── Supplied records ──

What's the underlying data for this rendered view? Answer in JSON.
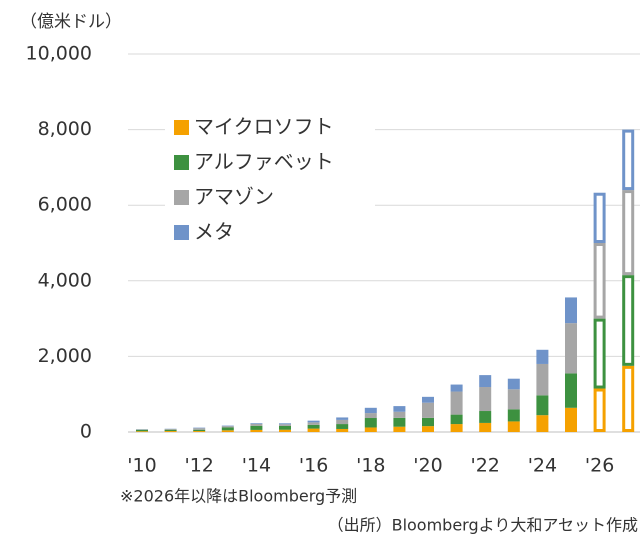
{
  "chart_data": {
    "type": "stacked_bar",
    "y_axis_label": "（億米ドル）",
    "categories": [
      "'10",
      null,
      "'12",
      null,
      "'14",
      null,
      "'16",
      null,
      "'18",
      null,
      "'20",
      null,
      "'22",
      null,
      "'24",
      null,
      "'26",
      null
    ],
    "forecast": [
      false,
      false,
      false,
      false,
      false,
      false,
      false,
      false,
      false,
      false,
      false,
      false,
      false,
      false,
      false,
      false,
      true,
      true
    ],
    "series": [
      {
        "name": "マイクロソフト",
        "color": "#f5a100",
        "values": [
          20,
          25,
          25,
          45,
          55,
          60,
          90,
          80,
          120,
          140,
          155,
          210,
          240,
          280,
          445,
          640,
          1150,
          1750
        ]
      },
      {
        "name": "アルファベット",
        "color": "#3d9140",
        "values": [
          40,
          35,
          35,
          75,
          110,
          100,
          100,
          130,
          250,
          235,
          220,
          250,
          315,
          320,
          525,
          910,
          1850,
          2400
        ]
      },
      {
        "name": "アマゾン",
        "color": "#a6a6a6",
        "values": [
          10,
          20,
          40,
          35,
          50,
          45,
          65,
          110,
          130,
          160,
          400,
          610,
          635,
          530,
          830,
          1330,
          2000,
          2250
        ]
      },
      {
        "name": "メタ",
        "color": "#6f93c9",
        "values": [
          5,
          6,
          15,
          14,
          19,
          25,
          45,
          65,
          140,
          150,
          155,
          185,
          315,
          280,
          375,
          680,
          1330,
          1600
        ]
      }
    ],
    "ylim": [
      0,
      10000
    ],
    "yticks": [
      0,
      {
        "value": 2000,
        "label": "2,000"
      },
      {
        "value": 4000,
        "label": "4,000"
      },
      {
        "value": 6000,
        "label": "6,000"
      },
      {
        "value": 8000,
        "label": "8,000"
      },
      {
        "value": 10000,
        "label": "10,000"
      }
    ],
    "grid": true,
    "legend": "upper left",
    "annotations": [
      "※2026年以降はBloomberg予測",
      "（出所）Bloombergより大和アセット作成"
    ]
  }
}
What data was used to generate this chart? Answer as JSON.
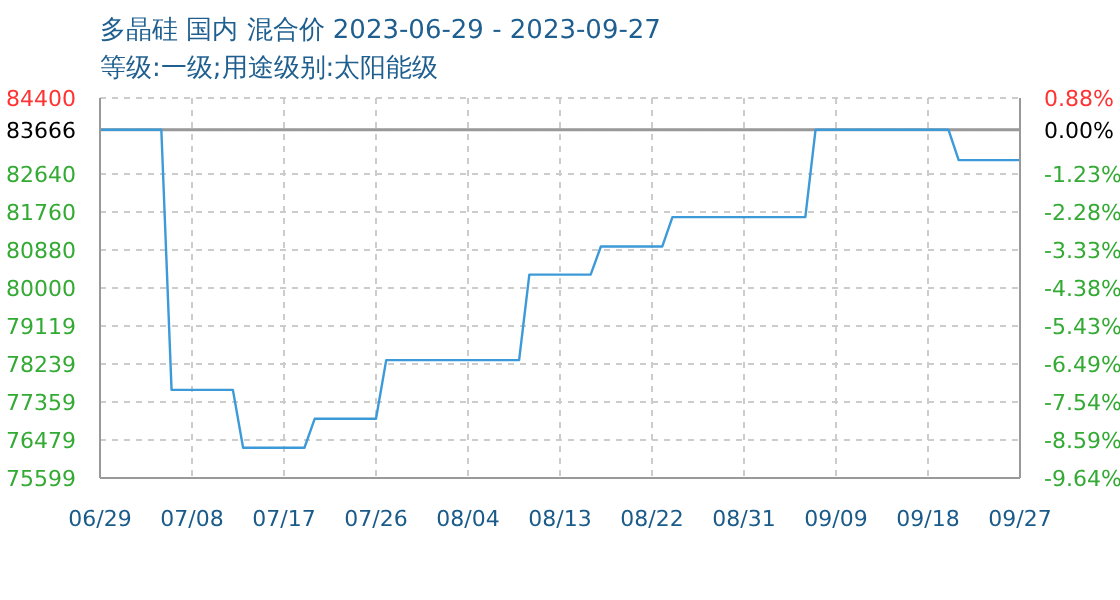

───

Work required
Each line in the listing above that contains "name" should be copied.

Output
        "name": "マイクロソフト",
        "name": "アルファベット",
        "name": "アマゾン",
        "name": "メタ",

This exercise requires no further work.